> _Task instructions_: Exactly reproduce each line of the listing that follows.

> _Data lines_:

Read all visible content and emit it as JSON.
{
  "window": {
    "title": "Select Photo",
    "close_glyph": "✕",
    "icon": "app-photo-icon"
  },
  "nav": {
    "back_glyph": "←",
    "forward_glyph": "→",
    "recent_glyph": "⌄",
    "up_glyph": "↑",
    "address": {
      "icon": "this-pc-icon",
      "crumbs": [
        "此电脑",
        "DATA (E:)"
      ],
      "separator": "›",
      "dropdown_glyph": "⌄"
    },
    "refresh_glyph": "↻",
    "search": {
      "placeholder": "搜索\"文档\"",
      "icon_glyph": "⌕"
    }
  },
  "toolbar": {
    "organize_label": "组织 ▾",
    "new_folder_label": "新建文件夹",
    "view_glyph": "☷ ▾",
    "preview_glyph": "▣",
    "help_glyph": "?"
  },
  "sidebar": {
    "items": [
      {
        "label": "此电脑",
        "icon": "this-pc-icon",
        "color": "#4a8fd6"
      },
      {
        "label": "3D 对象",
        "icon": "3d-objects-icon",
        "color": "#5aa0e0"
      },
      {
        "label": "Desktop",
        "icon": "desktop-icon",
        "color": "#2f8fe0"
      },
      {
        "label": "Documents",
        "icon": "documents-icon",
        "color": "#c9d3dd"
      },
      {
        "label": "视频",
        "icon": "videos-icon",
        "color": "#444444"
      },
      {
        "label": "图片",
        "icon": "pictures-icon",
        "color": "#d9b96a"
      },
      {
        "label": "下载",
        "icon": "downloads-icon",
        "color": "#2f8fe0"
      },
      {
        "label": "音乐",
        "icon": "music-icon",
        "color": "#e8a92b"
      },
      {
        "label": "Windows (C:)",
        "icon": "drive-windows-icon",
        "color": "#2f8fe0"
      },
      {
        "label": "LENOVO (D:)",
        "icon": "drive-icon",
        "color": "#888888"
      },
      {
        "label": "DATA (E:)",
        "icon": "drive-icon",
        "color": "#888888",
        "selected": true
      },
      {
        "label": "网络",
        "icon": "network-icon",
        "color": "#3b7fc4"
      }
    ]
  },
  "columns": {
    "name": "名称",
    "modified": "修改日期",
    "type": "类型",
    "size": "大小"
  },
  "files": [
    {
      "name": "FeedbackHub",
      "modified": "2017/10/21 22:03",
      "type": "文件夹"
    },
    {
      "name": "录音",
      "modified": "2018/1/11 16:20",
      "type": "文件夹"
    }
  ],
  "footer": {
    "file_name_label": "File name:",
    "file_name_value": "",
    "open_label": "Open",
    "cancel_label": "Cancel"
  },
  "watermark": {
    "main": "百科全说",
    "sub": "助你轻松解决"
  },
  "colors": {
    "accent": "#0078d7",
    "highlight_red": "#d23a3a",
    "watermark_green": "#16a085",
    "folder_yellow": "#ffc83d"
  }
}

> _Solution to this problem_:
Read all visible content and emit it as JSON.
{
  "window": {
    "title": "Select Photo",
    "close_glyph": "✕",
    "icon": "app-photo-icon"
  },
  "nav": {
    "back_glyph": "←",
    "forward_glyph": "→",
    "recent_glyph": "⌄",
    "up_glyph": "↑",
    "address": {
      "icon": "this-pc-icon",
      "crumbs": [
        "此电脑",
        "DATA (E:)"
      ],
      "separator": "›",
      "dropdown_glyph": "⌄"
    },
    "refresh_glyph": "↻",
    "search": {
      "placeholder": "搜索\"文档\"",
      "icon_glyph": "⌕"
    }
  },
  "toolbar": {
    "organize_label": "组织 ▾",
    "new_folder_label": "新建文件夹",
    "view_glyph": "☷ ▾",
    "preview_glyph": "▣",
    "help_glyph": "?"
  },
  "sidebar": {
    "items": [
      {
        "label": "此电脑",
        "icon": "this-pc-icon",
        "color": "#4a8fd6"
      },
      {
        "label": "3D 对象",
        "icon": "3d-objects-icon",
        "color": "#5aa0e0"
      },
      {
        "label": "Desktop",
        "icon": "desktop-icon",
        "color": "#2f8fe0"
      },
      {
        "label": "Documents",
        "icon": "documents-icon",
        "color": "#c9d3dd"
      },
      {
        "label": "视频",
        "icon": "videos-icon",
        "color": "#444444"
      },
      {
        "label": "图片",
        "icon": "pictures-icon",
        "color": "#d9b96a"
      },
      {
        "label": "下载",
        "icon": "downloads-icon",
        "color": "#2f8fe0"
      },
      {
        "label": "音乐",
        "icon": "music-icon",
        "color": "#e8a92b"
      },
      {
        "label": "Windows (C:)",
        "icon": "drive-windows-icon",
        "color": "#2f8fe0"
      },
      {
        "label": "LENOVO (D:)",
        "icon": "drive-icon",
        "color": "#888888"
      },
      {
        "label": "DATA (E:)",
        "icon": "drive-icon",
        "color": "#888888",
        "selected": true
      },
      {
        "label": "网络",
        "icon": "network-icon",
        "color": "#3b7fc4"
      }
    ]
  },
  "columns": {
    "name": "名称",
    "modified": "修改日期",
    "type": "类型",
    "size": "大小"
  },
  "files": [
    {
      "name": "FeedbackHub",
      "modified": "2017/10/21 22:03",
      "type": "文件夹"
    },
    {
      "name": "录音",
      "modified": "2018/1/11 16:20",
      "type": "文件夹"
    }
  ],
  "footer": {
    "file_name_label": "File name:",
    "file_name_value": "",
    "open_label": "Open",
    "cancel_label": "Cancel"
  },
  "watermark": {
    "main": "百科全说",
    "sub": "助你轻松解决"
  },
  "colors": {
    "accent": "#0078d7",
    "highlight_red": "#d23a3a",
    "watermark_green": "#16a085",
    "folder_yellow": "#ffc83d"
  }
}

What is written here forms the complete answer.